■ Job
The records below must be duplicated exactly, character for character.

■ Input rows
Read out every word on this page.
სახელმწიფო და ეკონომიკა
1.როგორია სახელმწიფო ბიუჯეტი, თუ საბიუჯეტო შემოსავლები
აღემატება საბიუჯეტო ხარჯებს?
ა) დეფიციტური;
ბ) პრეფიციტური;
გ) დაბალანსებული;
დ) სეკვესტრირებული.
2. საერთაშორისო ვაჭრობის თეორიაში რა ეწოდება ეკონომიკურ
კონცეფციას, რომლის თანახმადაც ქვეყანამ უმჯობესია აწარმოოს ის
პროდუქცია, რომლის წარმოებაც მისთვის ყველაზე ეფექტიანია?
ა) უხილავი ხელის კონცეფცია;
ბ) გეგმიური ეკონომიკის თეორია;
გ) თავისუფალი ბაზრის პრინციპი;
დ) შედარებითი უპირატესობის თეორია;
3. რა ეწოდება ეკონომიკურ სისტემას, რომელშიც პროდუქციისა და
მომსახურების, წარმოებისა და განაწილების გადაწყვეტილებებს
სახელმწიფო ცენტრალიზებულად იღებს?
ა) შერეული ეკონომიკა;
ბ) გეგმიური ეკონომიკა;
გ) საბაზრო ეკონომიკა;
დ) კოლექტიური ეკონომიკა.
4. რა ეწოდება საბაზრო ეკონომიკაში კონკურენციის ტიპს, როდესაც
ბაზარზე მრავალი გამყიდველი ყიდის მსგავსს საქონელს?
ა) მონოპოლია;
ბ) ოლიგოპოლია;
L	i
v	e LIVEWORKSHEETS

■ Result of this exercise
Read out every word on this page.
სახელმწიფო და ეკონომიკა
1.როგორია სახელმწიფო ბიუჯეტი, თუ საბიუჯეტო შემოსავლები
აღემატება საბიუჯეტო ხარჯებს?
ა) დეფიციტური;
ბ) პრეფიციტური;
გ) დაბალანსებული;
დ) სეკვესტრირებული.
2. საერთაშორისო ვაჭრობის თეორიაში რა ეწოდება ეკონომიკურ
კონცეფციას, რომლის თანახმადაც ქვეყანამ უმჯობესია აწარმოოს ის
პროდუქცია, რომლის წარმოებაც მისთვის ყველაზე ეფექტიანია?
ა) უხილავი ხელის კონცეფცია;
ბ) გეგმიური ეკონომიკის თეორია;
გ) თავისუფალი ბაზრის პრინციპი;
დ) შედარებითი უპირატესობის თეორია;
3. რა ეწოდება ეკონომიკურ სისტემას, რომელშიც პროდუქციისა და
მომსახურების, წარმოებისა და განაწილების გადაწყვეტილებებს
სახელმწიფო ცენტრალიზებულად იღებს?
ა) შერეული ეკონომიკა;
ბ) გეგმიური ეკონომიკა;
გ) საბაზრო ეკონომიკა;
დ) კოლექტიური ეკონომიკა.
4. რა ეწოდება საბაზრო ეკონომიკაში კონკურენციის ტიპს, როდესაც
ბაზარზე მრავალი გამყიდველი ყიდის მსგავსს საქონელს?
ა) მონოპოლია;
ბ) ოლიგოპოლია;
L	i
v	e LIVEWORKSHEETS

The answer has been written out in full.